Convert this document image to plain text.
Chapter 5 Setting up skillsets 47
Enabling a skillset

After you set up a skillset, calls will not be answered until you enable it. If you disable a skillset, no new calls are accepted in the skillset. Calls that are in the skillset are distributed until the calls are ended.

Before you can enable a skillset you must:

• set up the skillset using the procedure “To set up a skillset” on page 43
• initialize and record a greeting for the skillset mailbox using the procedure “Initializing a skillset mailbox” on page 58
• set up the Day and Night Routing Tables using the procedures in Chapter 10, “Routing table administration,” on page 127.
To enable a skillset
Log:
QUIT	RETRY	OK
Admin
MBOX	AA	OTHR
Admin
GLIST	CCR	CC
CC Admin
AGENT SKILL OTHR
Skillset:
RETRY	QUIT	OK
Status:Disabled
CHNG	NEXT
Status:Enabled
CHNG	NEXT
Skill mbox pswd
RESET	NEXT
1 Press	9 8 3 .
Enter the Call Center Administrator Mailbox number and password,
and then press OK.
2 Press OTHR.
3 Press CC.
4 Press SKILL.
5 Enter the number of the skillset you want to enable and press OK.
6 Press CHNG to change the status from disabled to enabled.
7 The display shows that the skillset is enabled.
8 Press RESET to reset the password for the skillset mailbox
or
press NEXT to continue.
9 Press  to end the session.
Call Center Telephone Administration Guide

********

◆ **Work to be completed**
Among the entries above, how many lines hold the string "OTHR"? Give the number by itself.

◆ **Problem solution**
3